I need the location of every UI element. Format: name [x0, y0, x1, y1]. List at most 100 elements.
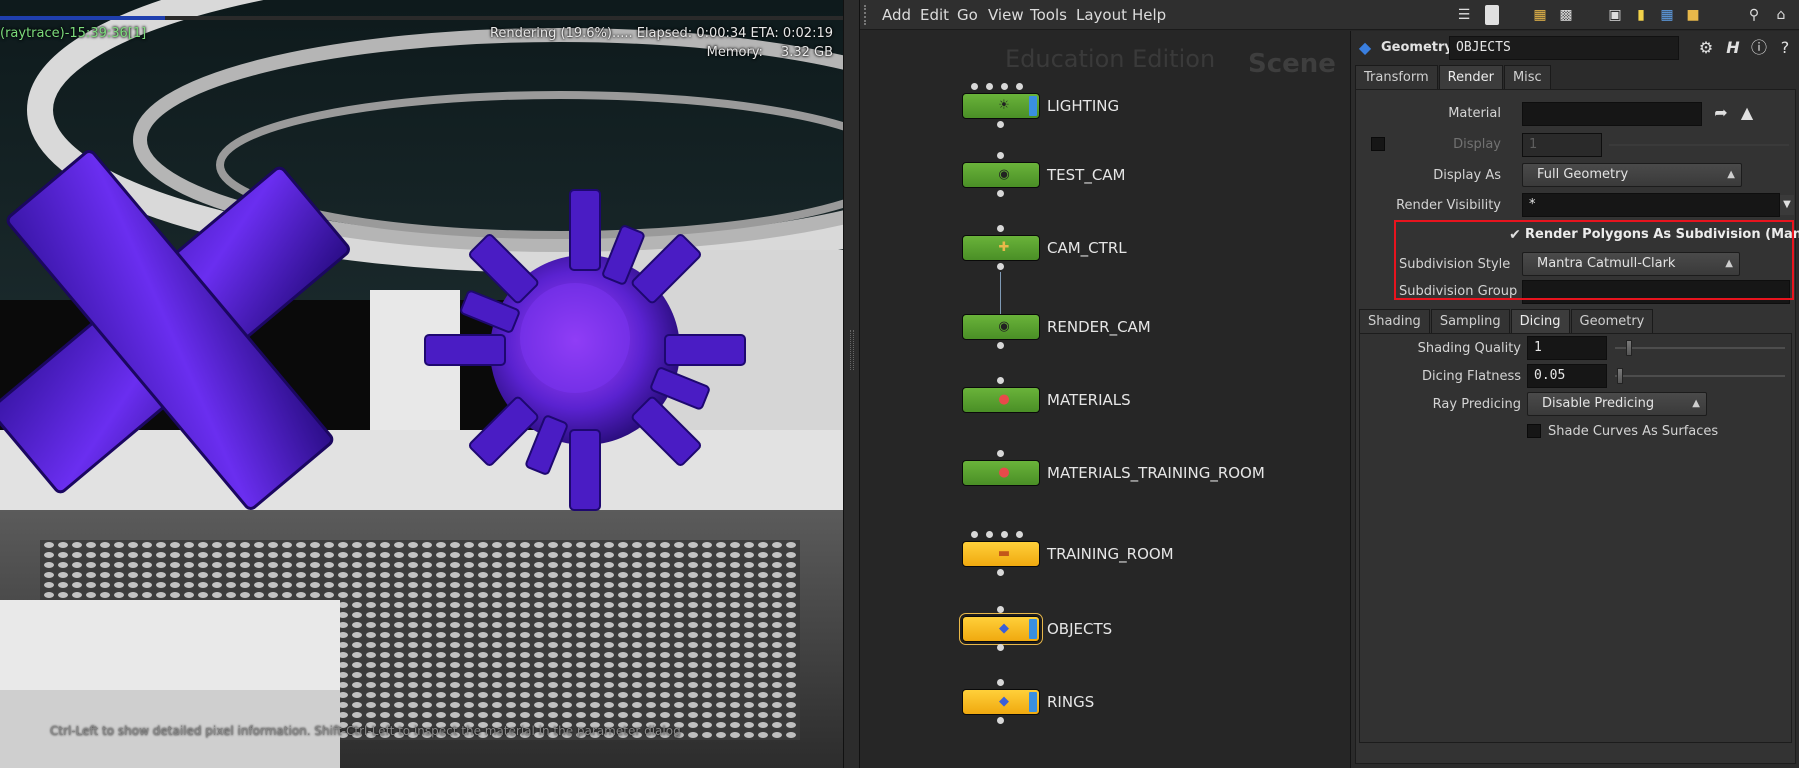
render-progress-fill	[0, 16, 166, 20]
gear-icon[interactable]: ⚙	[1696, 38, 1716, 58]
render-view[interactable]: (raytrace)-15:39:36[1] Rendering (19.6%)…	[0, 0, 843, 768]
node-materials[interactable]: ●	[962, 387, 1040, 413]
render-progress-bar	[0, 16, 843, 20]
jump-to-material-icon[interactable]: ➦	[1711, 103, 1731, 123]
spinner-icon: ▲	[1727, 169, 1735, 180]
node-label-test-cam: TEST_CAM	[1047, 166, 1126, 184]
menu-layout[interactable]: Layout	[1076, 6, 1127, 24]
light-icon: ☀	[998, 98, 1010, 113]
houdini-help-icon[interactable]: H	[1723, 38, 1743, 58]
grid-view-icon[interactable]: ▦	[1530, 5, 1550, 25]
tab-dicing[interactable]: Dicing	[1510, 309, 1570, 333]
menu-add[interactable]: Add	[882, 6, 911, 24]
node-training-room[interactable]: ▬	[962, 541, 1040, 567]
node-test-cam[interactable]: ◉	[962, 162, 1040, 188]
tab-sampling[interactable]: Sampling	[1430, 309, 1510, 333]
input-dot	[1001, 83, 1008, 90]
ray-predicing-label: Ray Predicing	[1432, 397, 1521, 412]
info-icon[interactable]: ⓘ	[1749, 38, 1769, 58]
image-icon[interactable]: ▣	[1605, 5, 1625, 25]
tree-view-icon[interactable]: ☰	[1454, 5, 1474, 25]
node-label-training-room: TRAINING_ROOM	[1047, 545, 1174, 563]
subdivision-style-label: Subdivision Style	[1399, 257, 1511, 272]
spinner-icon: ▲	[1692, 398, 1700, 409]
output-dot	[997, 569, 1004, 576]
display-as-value: Full Geometry	[1537, 167, 1629, 182]
network-box-icon[interactable]: ■	[1683, 5, 1703, 25]
display-flag[interactable]	[1029, 619, 1037, 639]
node-chooser-icon[interactable]: ▲	[1737, 103, 1757, 123]
node-label-cam-ctrl: CAM_CTRL	[1047, 239, 1127, 257]
menu-view[interactable]: View	[988, 6, 1024, 24]
input-dot	[997, 450, 1004, 457]
network-and-parameters: Add Edit Go View Tools Layout Help ☰ ▦ ▩…	[860, 0, 1799, 768]
tab-misc[interactable]: Misc	[1503, 65, 1551, 89]
geometry-icon: ◆	[999, 694, 1009, 709]
node-label-lighting: LIGHTING	[1047, 97, 1120, 115]
display-toggle-checkbox[interactable]	[1371, 137, 1385, 151]
display-label: Display	[1453, 137, 1501, 152]
menu-help[interactable]: Help	[1132, 6, 1166, 24]
display-field[interactable]: 1	[1522, 133, 1602, 157]
node-materials-training-room[interactable]: ●	[962, 460, 1040, 486]
table-view-icon[interactable]: ▩	[1556, 5, 1576, 25]
display-flag[interactable]	[1029, 692, 1037, 712]
input-dot	[997, 152, 1004, 159]
shading-quality-slider-handle[interactable]	[1626, 340, 1632, 356]
pane-divider[interactable]	[843, 0, 860, 768]
display-slider[interactable]	[1609, 144, 1789, 146]
node-cam-ctrl[interactable]: ✚	[962, 235, 1040, 261]
node-label-materials-training-room: MATERIALS_TRAINING_ROOM	[1047, 464, 1265, 482]
display-flag[interactable]	[1029, 96, 1037, 116]
render-visibility-label: Render Visibility	[1396, 198, 1501, 213]
material-field[interactable]	[1522, 102, 1702, 126]
menu-go[interactable]: Go	[957, 6, 978, 24]
menu-edit[interactable]: Edit	[920, 6, 949, 24]
tab-shading[interactable]: Shading	[1359, 309, 1430, 333]
memory-label: Memory:	[706, 45, 763, 60]
home-icon[interactable]: ⌂	[1771, 5, 1791, 25]
output-dot	[997, 342, 1004, 349]
dicing-flatness-slider[interactable]	[1615, 375, 1785, 377]
input-dot	[1001, 531, 1008, 538]
node-render-cam[interactable]: ◉	[962, 314, 1040, 340]
display-as-dropdown[interactable]: Full Geometry ▲	[1522, 163, 1742, 187]
context-watermark: Scene	[1248, 49, 1336, 79]
node-name-field[interactable]: OBJECTS	[1449, 36, 1679, 60]
divider-grip[interactable]	[850, 330, 854, 370]
list-view-icon[interactable]	[1485, 5, 1499, 25]
node-rings[interactable]: ◆	[962, 689, 1040, 715]
tab-render[interactable]: Render	[1438, 65, 1503, 89]
dicing-flatness-slider-handle[interactable]	[1617, 368, 1623, 384]
camera-icon: ◉	[998, 319, 1010, 334]
subdivision-style-value: Mantra Catmull-Clark	[1537, 256, 1676, 271]
input-dot	[997, 225, 1004, 232]
dicing-flatness-field[interactable]: 0.05	[1527, 364, 1607, 388]
shading-quality-slider[interactable]	[1615, 347, 1785, 349]
tab-geometry[interactable]: Geometry	[1570, 309, 1654, 333]
ray-predicing-dropdown[interactable]: Disable Predicing ▲	[1527, 392, 1707, 416]
subdivision-style-dropdown[interactable]: Mantra Catmull-Clark ▲	[1522, 252, 1740, 276]
output-dot	[997, 190, 1004, 197]
subdivision-group-field[interactable]	[1522, 280, 1790, 304]
render-visibility-field[interactable]: *	[1522, 193, 1780, 217]
memory-value: 3.32 GB	[780, 45, 833, 60]
top-tab-bar: Transform Render Misc	[1355, 65, 1552, 89]
menu-tools[interactable]: Tools	[1030, 6, 1067, 24]
sticky-note-icon[interactable]: ▮	[1631, 5, 1651, 25]
search-icon[interactable]: ⚲	[1744, 5, 1764, 25]
menubar-grip[interactable]	[864, 5, 870, 25]
network-editor[interactable]: Education Edition Scene ☀ LIGHTING ◉ TES…	[860, 31, 1348, 768]
chevron-down-icon[interactable]: ▼	[1780, 195, 1794, 215]
checkmark-icon[interactable]: ✔	[1505, 225, 1525, 245]
node-objects[interactable]: ◆	[962, 616, 1040, 642]
shading-quality-field[interactable]: 1	[1527, 336, 1607, 360]
shade-curves-label: Shade Curves As Surfaces	[1548, 424, 1719, 439]
pixel-info-hint: Ctrl-Left to show detailed pixel informa…	[50, 724, 681, 738]
shade-curves-checkbox[interactable]	[1527, 424, 1541, 438]
node-lighting[interactable]: ☀	[962, 93, 1040, 119]
input-dot	[997, 679, 1004, 686]
help-icon[interactable]: ?	[1775, 38, 1795, 58]
background-image-icon[interactable]: ▦	[1657, 5, 1677, 25]
tab-transform[interactable]: Transform	[1355, 65, 1438, 89]
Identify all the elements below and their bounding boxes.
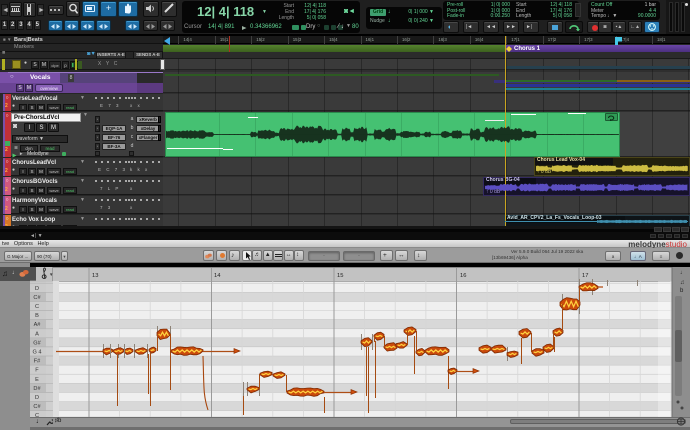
svg-text:B: B <box>35 313 39 319</box>
svg-text:16: 16 <box>460 273 466 279</box>
svg-text:A: A <box>35 331 39 337</box>
svg-text:F: F <box>35 368 39 374</box>
svg-text:D: D <box>35 286 39 292</box>
svg-text:D: D <box>35 395 39 401</box>
svg-text:♫: ♫ <box>680 280 685 286</box>
svg-text:17: 17 <box>582 273 588 279</box>
svg-text:13: 13 <box>92 273 98 279</box>
svg-text:C: C <box>35 304 39 310</box>
svg-text:14: 14 <box>214 273 221 279</box>
svg-text:E: E <box>35 377 39 383</box>
svg-text:C#: C# <box>33 295 41 301</box>
svg-text:A#: A# <box>34 322 42 328</box>
svg-text:G 4: G 4 <box>32 350 41 356</box>
svg-text:C#: C# <box>33 404 41 410</box>
svg-text:D#: D# <box>33 386 41 392</box>
svg-text:15: 15 <box>337 273 343 279</box>
svg-text:♩: ♩ <box>680 270 686 276</box>
svg-text:F#: F# <box>34 359 41 365</box>
svg-text:G#: G# <box>33 340 41 346</box>
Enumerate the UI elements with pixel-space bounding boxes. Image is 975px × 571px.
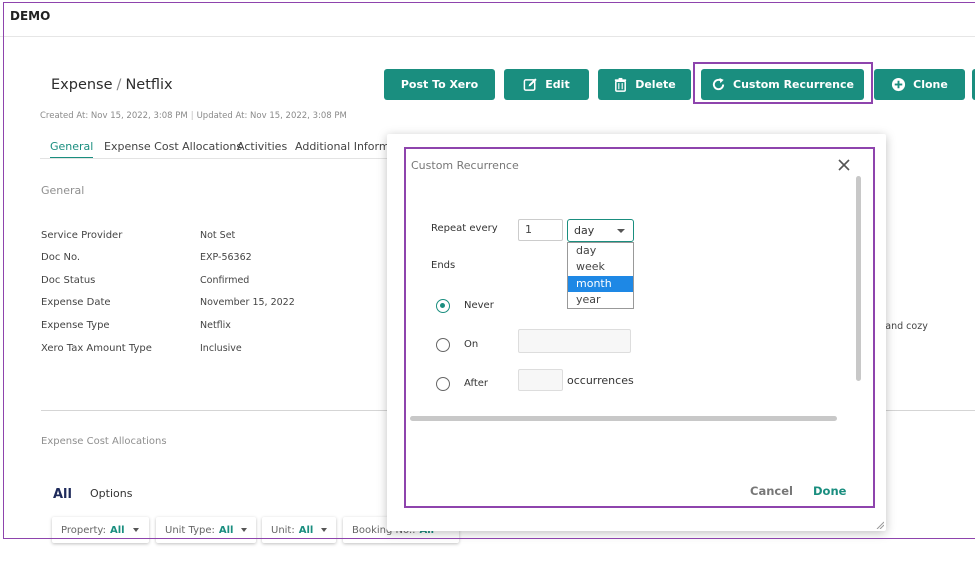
general-section-title: General (41, 184, 85, 197)
repeat-count-input[interactable]: 1 (518, 219, 563, 241)
allocations-section-title: Expense Cost Allocations (41, 436, 167, 447)
repeat-every-label: Repeat every (431, 223, 498, 234)
ends-on-label: On (464, 339, 479, 350)
refresh-icon (712, 77, 725, 91)
end-date-input[interactable] (518, 329, 631, 353)
edit-button[interactable]: Edit (504, 69, 589, 100)
done-button[interactable]: Done (813, 484, 846, 498)
field-value: November 15, 2022 (200, 297, 295, 308)
chevron-down-icon (617, 229, 625, 233)
created-at: Created At: Nov 15, 2022, 3:08 PM (40, 111, 188, 121)
resize-handle-icon[interactable] (876, 521, 884, 529)
modal-title: Custom Recurrence (411, 159, 519, 172)
field-value: EXP-56362 (200, 252, 252, 263)
field-label: Doc No. (41, 252, 81, 263)
ends-after-radio[interactable] (436, 377, 450, 391)
tab-all[interactable]: All (53, 487, 72, 502)
filter-label: Unit: (271, 524, 295, 536)
unit-type-filter[interactable]: Unit Type: All (156, 517, 256, 543)
close-icon[interactable] (836, 157, 852, 173)
plus-circle-icon (892, 77, 906, 92)
field-value: Confirmed (200, 275, 250, 286)
edit-label: Edit (545, 78, 570, 91)
field-label: Xero Tax Amount Type (41, 343, 152, 354)
clone-button[interactable]: Clone (874, 69, 965, 100)
trash-icon (615, 77, 627, 92)
filter-value: All (218, 524, 234, 536)
chevron-down-icon (132, 528, 139, 532)
delete-label: Delete (635, 78, 676, 91)
period-option-week[interactable]: week (568, 259, 633, 275)
tab-expense-cost-allocations[interactable]: Expense Cost Allocations (104, 140, 242, 157)
top-bar: DEMO (0, 0, 975, 37)
field-value: Netflix (200, 320, 231, 331)
clone-label: Clone (913, 78, 948, 91)
tabs-underline (40, 158, 388, 159)
period-option-year[interactable]: year (568, 292, 633, 308)
occurrences-label: occurrences (567, 374, 634, 387)
page-title: Expense / Netflix (51, 77, 173, 93)
ends-on-radio[interactable] (436, 338, 450, 352)
timestamps: Created At: Nov 15, 2022, 3:08 PM | Update… (40, 111, 347, 121)
tab-additional-information[interactable]: Additional Informat (295, 140, 401, 157)
brand-logo: DEMO (10, 9, 51, 23)
ends-label: Ends (431, 260, 456, 271)
period-option-day[interactable]: day (568, 243, 633, 259)
ends-never-radio[interactable] (436, 299, 450, 313)
field-label: Service Provider (41, 230, 123, 241)
period-select[interactable]: day (567, 219, 634, 242)
filter-value: All (109, 524, 125, 536)
tab-activities[interactable]: Activities (237, 140, 287, 157)
post-to-xero-label: Post To Xero (400, 78, 479, 91)
period-selected-value: day (574, 224, 595, 237)
horizontal-scrollbar[interactable] (410, 416, 837, 421)
field-value: Inclusive (200, 343, 242, 354)
title-separator: / (116, 77, 122, 93)
chevron-down-icon (241, 528, 248, 532)
field-label: Expense Type (41, 320, 110, 331)
app-root: DEMO Expense / Netflix Created At: Nov 15,… (0, 0, 975, 571)
property-filter[interactable]: Property: All (52, 517, 149, 543)
filter-label: Unit Type: (165, 524, 215, 536)
occurrences-input[interactable] (518, 369, 563, 391)
tab-general[interactable]: General (50, 140, 94, 159)
cancel-button[interactable]: Cancel (750, 484, 793, 498)
ends-after-label: After (464, 378, 489, 389)
updated-at: Updated At: Nov 15, 2022, 3:08 PM (196, 111, 347, 121)
page-title-main: Expense (51, 77, 113, 93)
ends-never-label: Never (464, 300, 494, 311)
tab-options[interactable]: Options (90, 487, 132, 500)
post-to-xero-button[interactable]: Post To Xero (384, 69, 495, 100)
field-label: Doc Status (41, 275, 96, 286)
field-label: Expense Date (41, 297, 111, 308)
custom-recurrence-label: Custom Recurrence (733, 78, 854, 91)
custom-recurrence-modal (387, 134, 886, 531)
filter-label: Property: (61, 524, 106, 536)
period-dropdown: day week month year (567, 242, 634, 309)
edit-icon (523, 78, 537, 91)
chevron-down-icon (321, 528, 328, 532)
page-title-sub: Netflix (125, 77, 173, 93)
custom-recurrence-button[interactable]: Custom Recurrence (701, 69, 864, 100)
filter-value: All (298, 524, 314, 536)
delete-button[interactable]: Delete (598, 69, 691, 100)
unit-filter[interactable]: Unit: All (262, 517, 336, 543)
vertical-scrollbar[interactable] (856, 176, 861, 381)
period-option-month[interactable]: month (568, 275, 633, 292)
field-value: Not Set (200, 230, 236, 241)
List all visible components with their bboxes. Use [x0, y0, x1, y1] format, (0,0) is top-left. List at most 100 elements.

GIVEN PROBLEM :: Quote the stretch of lines from the one containing "general-section-title: General (41, 184, 85, 197)" through the one containing "modal-title: Custom Recurrence", both included, and nothing else.

TASK RESULT ::
general-section-title: General (41, 184, 85, 197)
repeat-count-input[interactable]: 1 (518, 219, 563, 241)
allocations-section-title: Expense Cost Allocations (41, 436, 167, 447)
repeat-every-label: Repeat every (431, 223, 498, 234)
ends-on-label: On (464, 339, 479, 350)
refresh-icon (712, 77, 725, 91)
end-date-input[interactable] (518, 329, 631, 353)
edit-button[interactable]: Edit (504, 69, 589, 100)
done-button[interactable]: Done (813, 484, 846, 498)
field-value: November 15, 2022 (200, 297, 295, 308)
chevron-down-icon (617, 229, 625, 233)
created-at: Created At: Nov 15, 2022, 3:08 PM (40, 111, 188, 121)
resize-handle-icon[interactable] (876, 521, 884, 529)
modal-title: Custom Recurrence (411, 159, 519, 172)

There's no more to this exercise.